Exercise prompt: Say how many lines in the records include the string "Schließen", adding no other words.

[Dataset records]
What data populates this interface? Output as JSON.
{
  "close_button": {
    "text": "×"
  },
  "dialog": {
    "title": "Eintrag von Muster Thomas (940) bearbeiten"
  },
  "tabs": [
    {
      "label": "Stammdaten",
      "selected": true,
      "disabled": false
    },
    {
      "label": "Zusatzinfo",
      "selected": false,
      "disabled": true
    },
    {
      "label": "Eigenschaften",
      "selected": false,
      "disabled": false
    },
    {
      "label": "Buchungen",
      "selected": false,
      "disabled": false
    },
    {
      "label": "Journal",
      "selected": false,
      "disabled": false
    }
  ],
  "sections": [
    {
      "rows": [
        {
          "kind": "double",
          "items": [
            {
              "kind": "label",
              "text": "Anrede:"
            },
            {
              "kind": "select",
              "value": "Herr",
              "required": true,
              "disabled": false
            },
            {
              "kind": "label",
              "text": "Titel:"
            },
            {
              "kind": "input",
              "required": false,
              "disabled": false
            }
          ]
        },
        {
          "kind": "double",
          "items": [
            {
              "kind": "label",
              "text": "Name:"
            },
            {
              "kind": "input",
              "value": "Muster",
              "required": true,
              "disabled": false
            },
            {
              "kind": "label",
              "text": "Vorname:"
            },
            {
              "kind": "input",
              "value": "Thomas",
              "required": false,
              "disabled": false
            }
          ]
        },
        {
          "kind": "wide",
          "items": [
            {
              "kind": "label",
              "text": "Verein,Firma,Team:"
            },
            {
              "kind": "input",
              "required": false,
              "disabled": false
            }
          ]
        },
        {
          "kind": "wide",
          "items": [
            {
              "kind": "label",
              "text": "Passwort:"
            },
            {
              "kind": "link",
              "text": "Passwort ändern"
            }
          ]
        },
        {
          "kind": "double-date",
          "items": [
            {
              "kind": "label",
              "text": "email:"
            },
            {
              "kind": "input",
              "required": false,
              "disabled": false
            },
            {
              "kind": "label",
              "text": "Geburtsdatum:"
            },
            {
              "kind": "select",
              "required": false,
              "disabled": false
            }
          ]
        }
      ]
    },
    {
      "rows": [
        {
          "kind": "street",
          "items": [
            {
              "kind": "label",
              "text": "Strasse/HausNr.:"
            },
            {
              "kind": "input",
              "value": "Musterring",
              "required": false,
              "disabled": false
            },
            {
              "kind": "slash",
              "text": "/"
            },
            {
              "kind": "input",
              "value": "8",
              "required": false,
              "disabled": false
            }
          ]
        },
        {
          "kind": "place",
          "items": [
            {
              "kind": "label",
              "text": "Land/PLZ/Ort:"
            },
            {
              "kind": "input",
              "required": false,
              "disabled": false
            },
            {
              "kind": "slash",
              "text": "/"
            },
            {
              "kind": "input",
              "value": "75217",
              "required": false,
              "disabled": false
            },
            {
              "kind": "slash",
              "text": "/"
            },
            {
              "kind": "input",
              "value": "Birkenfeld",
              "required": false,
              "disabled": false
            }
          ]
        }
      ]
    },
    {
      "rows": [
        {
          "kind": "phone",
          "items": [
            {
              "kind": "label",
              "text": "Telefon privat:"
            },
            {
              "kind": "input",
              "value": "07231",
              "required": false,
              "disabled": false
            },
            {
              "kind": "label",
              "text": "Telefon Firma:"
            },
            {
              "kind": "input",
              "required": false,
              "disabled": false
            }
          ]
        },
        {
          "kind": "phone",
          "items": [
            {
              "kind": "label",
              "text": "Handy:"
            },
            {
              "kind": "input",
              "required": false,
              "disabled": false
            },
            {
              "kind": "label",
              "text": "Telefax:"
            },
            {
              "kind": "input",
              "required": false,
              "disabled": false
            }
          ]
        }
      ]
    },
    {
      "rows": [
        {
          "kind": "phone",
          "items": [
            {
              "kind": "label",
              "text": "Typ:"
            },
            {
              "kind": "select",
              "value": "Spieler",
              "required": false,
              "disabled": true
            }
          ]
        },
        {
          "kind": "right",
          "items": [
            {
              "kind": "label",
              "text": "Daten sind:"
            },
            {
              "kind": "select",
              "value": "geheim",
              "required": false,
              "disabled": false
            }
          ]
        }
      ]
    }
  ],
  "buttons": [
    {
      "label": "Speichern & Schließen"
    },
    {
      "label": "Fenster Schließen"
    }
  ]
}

Result of the task: 2